* _TASK BRIEF_: Go through the listing and set it down exactly, leaving out its pictures.

* _Stored records_:
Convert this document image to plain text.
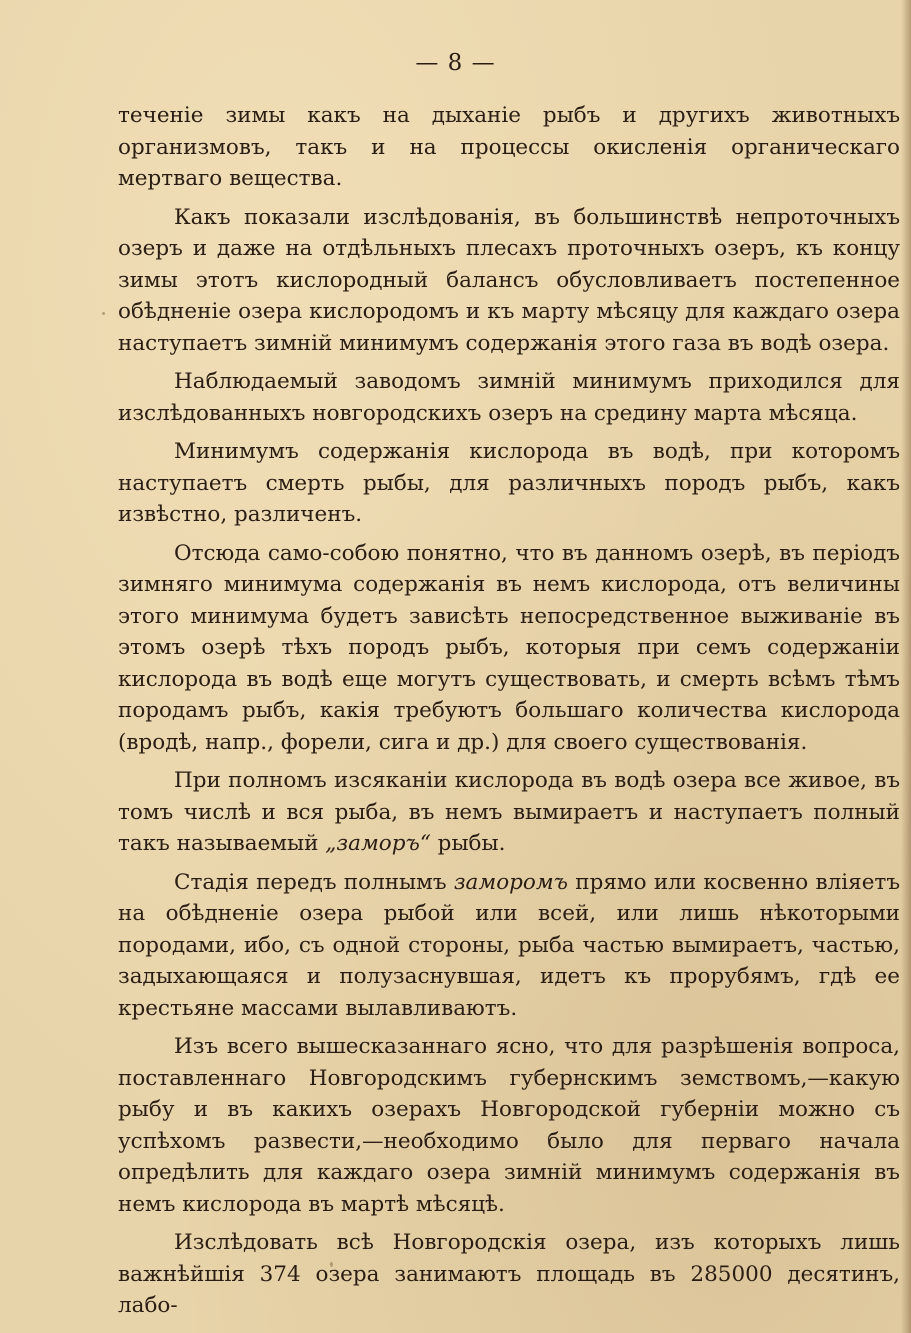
— 8 —

теченіе зимы какъ на дыханіе рыбъ и другихъ животныхъ организмовъ, такъ и на процессы окисленія органическаго мертваго вещества.

Какъ показали изслѣдованія, въ большинствѣ непроточныхъ озеръ и даже на отдѣльныхъ плесахъ проточныхъ озеръ, къ концу зимы этотъ кислородный балансъ обусловливаетъ постепенное обѣдненіе озера кислородомъ и къ марту мѣсяцу для каждаго озера наступаетъ зимній минимумъ содержанія этого газа въ водѣ озера.

Наблюдаемый заводомъ зимній минимумъ приходился для изслѣдованныхъ новгородскихъ озеръ на средину марта мѣсяца.

Минимумъ содержанія кислорода въ водѣ, при которомъ наступаетъ смерть рыбы, для различныхъ породъ рыбъ, какъ извѣстно, различенъ.

Отсюда само-собою понятно, что въ данномъ озерѣ, въ періодъ зимняго минимума содержанія въ немъ кислорода, отъ величины этого минимума будетъ зависѣть непосредственное выживаніе въ этомъ озерѣ тѣхъ породъ рыбъ, которыя при семъ содержаніи кислорода въ водѣ еще могутъ существовать, и смерть всѣмъ тѣмъ породамъ рыбъ, какія требуютъ большаго количества кислорода (вродѣ, напр., форели, сига и др.) для своего существованія.

При полномъ изсяканіи кислорода въ водѣ озера все живое, въ томъ числѣ и вся рыба, въ немъ вымираетъ и наступаетъ полный такъ называемый „заморъ“ рыбы.

Стадія передъ полнымъ заморомъ прямо или косвенно вліяетъ на обѣдненіе озера рыбой или всей, или лишь нѣкоторыми породами, ибо, съ одной стороны, рыба частью вымираетъ, частью, задыхающаяся и полузаснувшая, идетъ къ прорубямъ, гдѣ ее крестьяне массами вылавливаютъ.

Изъ всего вышесказаннаго ясно, что для разрѣшенія вопроса, поставленнаго Новгородскимъ губернскимъ земствомъ,—какую рыбу и въ какихъ озерахъ Новгородской губерніи можно съ успѣхомъ развести,—необходимо было для перваго начала опредѣлить для каждаго озера зимній минимумъ содержанія въ немъ кислорода въ мартѣ мѣсяцѣ.

Изслѣдовать всѣ Новгородскія озера, изъ которыхъ лишь важнѣйшія 374 озера занимаютъ площадь въ 285000 десятинъ, лабо-
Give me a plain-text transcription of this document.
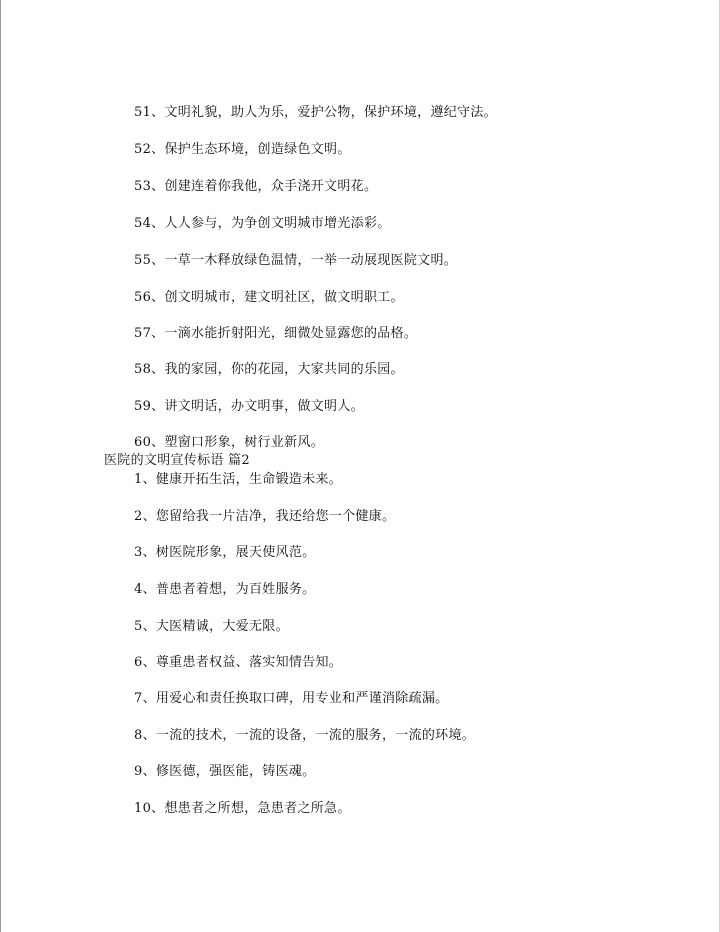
51、文明礼貌，助人为乐，爱护公物，保护环境，遵纪守法。
52、保护生态环境，创造绿色文明。
53、创建连着你我他，众手浇开文明花。
54、人人参与，为争创文明城市增光添彩。
55、一草一木释放绿色温情，一举一动展现医院文明。
56、创文明城市，建文明社区，做文明职工。
57、一滴水能折射阳光，细微处显露您的品格。
58、我的家园，你的花园，大家共同的乐园。
59、讲文明话，办文明事，做文明人。
60、塑窗口形象，树行业新风。
医院的文明宣传标语 篇2
1、健康开拓生活，生命锻造未来。
2、您留给我一片洁净，我还给您一个健康。
3、树医院形象，展天使风范。
4、普患者着想，为百姓服务。
5、大医精诚，大爱无限。
6、尊重患者权益、落实知情告知。
7、用爱心和责任换取口碑，用专业和严谨消除疏漏。
8、一流的技术，一流的设备，一流的服务，一流的环境。
9、修医德，强医能，铸医魂。
10、想患者之所想，急患者之所急。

* _EXERCISE OUTPUT_:
Convert this document image to plain text.
— 8 —

теченіе зимы какъ на дыханіе рыбъ и другихъ животныхъ организмовъ, такъ и на процессы окисленія органическаго мертваго вещества.

Какъ показали изслѣдованія, въ большинствѣ непроточныхъ озеръ и даже на отдѣльныхъ плесахъ проточныхъ озеръ, къ концу зимы этотъ кислородный балансъ обусловливаетъ постепенное обѣдненіе озера кислородомъ и къ марту мѣсяцу для каждаго озера наступаетъ зимній минимумъ содержанія этого газа въ водѣ озера.

Наблюдаемый заводомъ зимній минимумъ приходился для изслѣдованныхъ новгородскихъ озеръ на средину марта мѣсяца.

Минимумъ содержанія кислорода въ водѣ, при которомъ наступаетъ смерть рыбы, для различныхъ породъ рыбъ, какъ извѣстно, различенъ.

Отсюда само-собою понятно, что въ данномъ озерѣ, въ періодъ зимняго минимума содержанія въ немъ кислорода, отъ величины этого минимума будетъ зависѣть непосредственное выживаніе въ этомъ озерѣ тѣхъ породъ рыбъ, которыя при семъ содержаніи кислорода въ водѣ еще могутъ существовать, и смерть всѣмъ тѣмъ породамъ рыбъ, какія требуютъ большаго количества кислорода (вродѣ, напр., форели, сига и др.) для своего существованія.

При полномъ изсяканіи кислорода въ водѣ озера все живое, въ томъ числѣ и вся рыба, въ немъ вымираетъ и наступаетъ полный такъ называемый „заморъ“ рыбы.

Стадія передъ полнымъ заморомъ прямо или косвенно вліяетъ на обѣдненіе озера рыбой или всей, или лишь нѣкоторыми породами, ибо, съ одной стороны, рыба частью вымираетъ, частью, задыхающаяся и полузаснувшая, идетъ къ прорубямъ, гдѣ ее крестьяне массами вылавливаютъ.

Изъ всего вышесказаннаго ясно, что для разрѣшенія вопроса, поставленнаго Новгородскимъ губернскимъ земствомъ,—какую рыбу и въ какихъ озерахъ Новгородской губерніи можно съ успѣхомъ развести,—необходимо было для перваго начала опредѣлить для каждаго озера зимній минимумъ содержанія въ немъ кислорода въ мартѣ мѣсяцѣ.

Изслѣдовать всѣ Новгородскія озера, изъ которыхъ лишь важнѣйшія 374 озера занимаютъ площадь въ 285000 десятинъ, лабо-
Give me a plain-text transcription of this document.
51、文明礼貌，助人为乐，爱护公物，保护环境，遵纪守法。
52、保护生态环境，创造绿色文明。
53、创建连着你我他，众手浇开文明花。
54、人人参与，为争创文明城市增光添彩。
55、一草一木释放绿色温情，一举一动展现医院文明。
56、创文明城市，建文明社区，做文明职工。
57、一滴水能折射阳光，细微处显露您的品格。
58、我的家园，你的花园，大家共同的乐园。
59、讲文明话，办文明事，做文明人。
60、塑窗口形象，树行业新风。
医院的文明宣传标语 篇2
1、健康开拓生活，生命锻造未来。
2、您留给我一片洁净，我还给您一个健康。
3、树医院形象，展天使风范。
4、普患者着想，为百姓服务。
5、大医精诚，大爱无限。
6、尊重患者权益、落实知情告知。
7、用爱心和责任换取口碑，用专业和严谨消除疏漏。
8、一流的技术，一流的设备，一流的服务，一流的环境。
9、修医德，强医能，铸医魂。
10、想患者之所想，急患者之所急。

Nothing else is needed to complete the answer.